◆ **Records for the exercise**:
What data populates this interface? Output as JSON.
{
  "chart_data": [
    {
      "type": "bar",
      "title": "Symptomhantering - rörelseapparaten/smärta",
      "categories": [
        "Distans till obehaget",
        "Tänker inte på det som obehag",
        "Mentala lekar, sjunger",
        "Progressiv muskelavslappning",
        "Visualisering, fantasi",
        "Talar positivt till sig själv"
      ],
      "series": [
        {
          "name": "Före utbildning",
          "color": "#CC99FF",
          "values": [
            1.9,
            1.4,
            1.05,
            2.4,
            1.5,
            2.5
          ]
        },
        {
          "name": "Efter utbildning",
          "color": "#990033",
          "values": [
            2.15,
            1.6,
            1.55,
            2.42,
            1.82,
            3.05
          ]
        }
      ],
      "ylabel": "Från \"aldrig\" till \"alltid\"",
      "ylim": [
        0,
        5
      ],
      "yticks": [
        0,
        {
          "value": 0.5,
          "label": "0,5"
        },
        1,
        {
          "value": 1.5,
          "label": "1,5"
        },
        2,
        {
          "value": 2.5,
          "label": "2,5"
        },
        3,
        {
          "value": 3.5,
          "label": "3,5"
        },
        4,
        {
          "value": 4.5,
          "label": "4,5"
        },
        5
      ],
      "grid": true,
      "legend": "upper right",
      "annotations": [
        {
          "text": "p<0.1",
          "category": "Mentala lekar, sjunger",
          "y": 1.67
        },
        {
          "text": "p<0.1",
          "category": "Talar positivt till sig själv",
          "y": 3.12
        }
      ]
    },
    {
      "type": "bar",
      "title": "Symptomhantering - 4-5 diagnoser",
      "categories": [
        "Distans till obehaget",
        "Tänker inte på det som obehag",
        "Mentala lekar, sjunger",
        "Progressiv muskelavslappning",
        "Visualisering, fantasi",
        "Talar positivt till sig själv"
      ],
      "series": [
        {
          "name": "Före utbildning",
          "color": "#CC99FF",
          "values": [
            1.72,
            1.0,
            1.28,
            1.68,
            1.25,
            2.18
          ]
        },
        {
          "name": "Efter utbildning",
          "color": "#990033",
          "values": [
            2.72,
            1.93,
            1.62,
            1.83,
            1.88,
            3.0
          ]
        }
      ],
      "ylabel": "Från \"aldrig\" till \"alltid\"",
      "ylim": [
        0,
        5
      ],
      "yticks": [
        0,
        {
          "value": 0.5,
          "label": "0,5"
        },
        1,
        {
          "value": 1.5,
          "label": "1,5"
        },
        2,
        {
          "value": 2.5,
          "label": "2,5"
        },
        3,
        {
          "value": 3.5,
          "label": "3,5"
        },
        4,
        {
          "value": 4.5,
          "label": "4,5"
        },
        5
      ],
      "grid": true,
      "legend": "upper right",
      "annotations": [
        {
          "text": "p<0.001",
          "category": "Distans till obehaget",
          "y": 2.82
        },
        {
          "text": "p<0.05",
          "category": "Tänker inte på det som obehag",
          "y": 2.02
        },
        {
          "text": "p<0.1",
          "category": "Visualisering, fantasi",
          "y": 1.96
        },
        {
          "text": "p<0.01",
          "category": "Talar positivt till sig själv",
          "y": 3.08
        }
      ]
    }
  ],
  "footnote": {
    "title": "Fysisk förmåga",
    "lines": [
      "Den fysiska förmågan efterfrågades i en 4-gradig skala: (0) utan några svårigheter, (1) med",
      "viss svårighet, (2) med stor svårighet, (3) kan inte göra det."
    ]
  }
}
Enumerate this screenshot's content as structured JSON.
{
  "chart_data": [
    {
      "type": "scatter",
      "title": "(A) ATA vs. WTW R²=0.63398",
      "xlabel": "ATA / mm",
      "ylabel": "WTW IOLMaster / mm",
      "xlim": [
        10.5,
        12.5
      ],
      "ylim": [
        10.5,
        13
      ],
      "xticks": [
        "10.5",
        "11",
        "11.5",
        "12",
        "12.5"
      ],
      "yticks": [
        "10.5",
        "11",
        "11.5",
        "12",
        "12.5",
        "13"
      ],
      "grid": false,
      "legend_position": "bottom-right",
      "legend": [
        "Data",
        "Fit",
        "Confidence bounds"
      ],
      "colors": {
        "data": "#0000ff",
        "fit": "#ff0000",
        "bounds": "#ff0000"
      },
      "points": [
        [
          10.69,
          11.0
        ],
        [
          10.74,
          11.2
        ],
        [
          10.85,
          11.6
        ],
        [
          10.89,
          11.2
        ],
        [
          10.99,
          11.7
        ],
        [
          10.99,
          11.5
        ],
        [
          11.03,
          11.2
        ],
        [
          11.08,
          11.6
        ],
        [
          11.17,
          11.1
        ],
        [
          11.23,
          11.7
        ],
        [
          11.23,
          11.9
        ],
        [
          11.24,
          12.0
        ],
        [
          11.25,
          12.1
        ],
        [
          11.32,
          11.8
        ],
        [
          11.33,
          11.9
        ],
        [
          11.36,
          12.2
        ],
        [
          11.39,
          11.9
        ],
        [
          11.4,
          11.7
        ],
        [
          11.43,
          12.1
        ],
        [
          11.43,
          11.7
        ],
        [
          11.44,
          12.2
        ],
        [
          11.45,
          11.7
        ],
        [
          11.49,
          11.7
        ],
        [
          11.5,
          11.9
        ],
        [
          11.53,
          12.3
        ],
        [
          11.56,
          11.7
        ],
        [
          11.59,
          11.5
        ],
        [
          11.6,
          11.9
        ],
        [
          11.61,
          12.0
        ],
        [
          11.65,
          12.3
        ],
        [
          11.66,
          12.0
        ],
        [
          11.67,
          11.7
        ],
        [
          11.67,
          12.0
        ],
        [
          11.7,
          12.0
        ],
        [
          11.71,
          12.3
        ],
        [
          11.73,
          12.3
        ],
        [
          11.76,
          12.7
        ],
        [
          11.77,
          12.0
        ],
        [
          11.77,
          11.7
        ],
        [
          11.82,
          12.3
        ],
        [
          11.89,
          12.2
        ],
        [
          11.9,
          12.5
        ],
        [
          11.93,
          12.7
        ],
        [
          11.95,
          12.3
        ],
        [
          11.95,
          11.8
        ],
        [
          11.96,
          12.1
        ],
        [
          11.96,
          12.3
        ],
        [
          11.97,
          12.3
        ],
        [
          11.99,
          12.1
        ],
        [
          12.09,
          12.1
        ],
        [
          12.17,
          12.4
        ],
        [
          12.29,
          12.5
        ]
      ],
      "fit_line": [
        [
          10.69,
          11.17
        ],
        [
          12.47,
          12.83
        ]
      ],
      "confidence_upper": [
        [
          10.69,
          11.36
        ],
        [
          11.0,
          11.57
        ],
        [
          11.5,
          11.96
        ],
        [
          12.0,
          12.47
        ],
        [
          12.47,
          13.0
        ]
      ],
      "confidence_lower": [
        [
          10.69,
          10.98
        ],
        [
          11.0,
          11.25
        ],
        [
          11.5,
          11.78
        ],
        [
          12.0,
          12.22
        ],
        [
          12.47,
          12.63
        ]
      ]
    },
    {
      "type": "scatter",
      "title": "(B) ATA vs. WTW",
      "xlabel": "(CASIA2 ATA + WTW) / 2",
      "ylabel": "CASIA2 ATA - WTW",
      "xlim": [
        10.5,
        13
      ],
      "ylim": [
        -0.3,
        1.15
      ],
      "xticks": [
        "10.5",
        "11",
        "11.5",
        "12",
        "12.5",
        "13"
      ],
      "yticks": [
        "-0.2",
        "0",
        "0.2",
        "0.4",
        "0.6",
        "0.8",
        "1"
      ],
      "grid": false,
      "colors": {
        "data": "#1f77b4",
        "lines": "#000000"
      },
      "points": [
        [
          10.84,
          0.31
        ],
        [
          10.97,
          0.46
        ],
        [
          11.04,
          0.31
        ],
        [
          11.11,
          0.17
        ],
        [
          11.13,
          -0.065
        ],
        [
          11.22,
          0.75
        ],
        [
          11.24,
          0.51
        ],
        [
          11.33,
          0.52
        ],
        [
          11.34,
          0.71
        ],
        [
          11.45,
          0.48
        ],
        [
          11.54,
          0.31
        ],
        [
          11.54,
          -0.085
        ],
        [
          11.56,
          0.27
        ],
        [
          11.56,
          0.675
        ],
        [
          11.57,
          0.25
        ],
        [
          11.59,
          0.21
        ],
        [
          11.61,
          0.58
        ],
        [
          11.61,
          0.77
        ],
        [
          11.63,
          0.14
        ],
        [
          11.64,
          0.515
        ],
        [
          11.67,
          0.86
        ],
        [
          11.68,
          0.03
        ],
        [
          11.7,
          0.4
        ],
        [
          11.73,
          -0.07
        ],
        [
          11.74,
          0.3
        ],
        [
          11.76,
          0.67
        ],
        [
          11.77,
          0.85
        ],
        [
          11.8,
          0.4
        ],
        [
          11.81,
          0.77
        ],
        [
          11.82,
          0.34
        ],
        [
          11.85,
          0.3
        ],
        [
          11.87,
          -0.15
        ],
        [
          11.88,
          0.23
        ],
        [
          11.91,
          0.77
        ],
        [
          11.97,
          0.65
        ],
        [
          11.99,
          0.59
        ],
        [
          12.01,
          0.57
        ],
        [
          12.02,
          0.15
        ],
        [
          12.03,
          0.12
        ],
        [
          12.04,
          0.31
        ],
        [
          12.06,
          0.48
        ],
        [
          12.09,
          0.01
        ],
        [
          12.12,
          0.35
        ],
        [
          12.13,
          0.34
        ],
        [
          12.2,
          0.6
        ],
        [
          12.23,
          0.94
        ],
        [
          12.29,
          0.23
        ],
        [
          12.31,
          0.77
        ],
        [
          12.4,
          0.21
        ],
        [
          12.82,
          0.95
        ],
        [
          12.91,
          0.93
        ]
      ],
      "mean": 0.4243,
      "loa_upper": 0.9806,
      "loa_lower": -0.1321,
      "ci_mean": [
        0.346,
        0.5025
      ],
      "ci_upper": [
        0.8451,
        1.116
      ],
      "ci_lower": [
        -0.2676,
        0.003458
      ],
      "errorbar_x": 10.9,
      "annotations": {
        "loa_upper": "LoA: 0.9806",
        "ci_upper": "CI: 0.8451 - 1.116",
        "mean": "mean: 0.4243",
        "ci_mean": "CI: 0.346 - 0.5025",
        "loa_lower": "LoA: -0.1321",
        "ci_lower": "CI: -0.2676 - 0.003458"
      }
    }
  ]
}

◆ **What you need to do**:
In the lines above, locate the string "category". Copy every line where it occurs.

◆ **The response**:
          "category": "Mentala lekar, sjunger",
          "category": "Talar positivt till sig själv",
          "category": "Distans till obehaget",
          "category": "Tänker inte på det som obehag",
          "category": "Visualisering, fantasi",
          "category": "Talar positivt till sig själv",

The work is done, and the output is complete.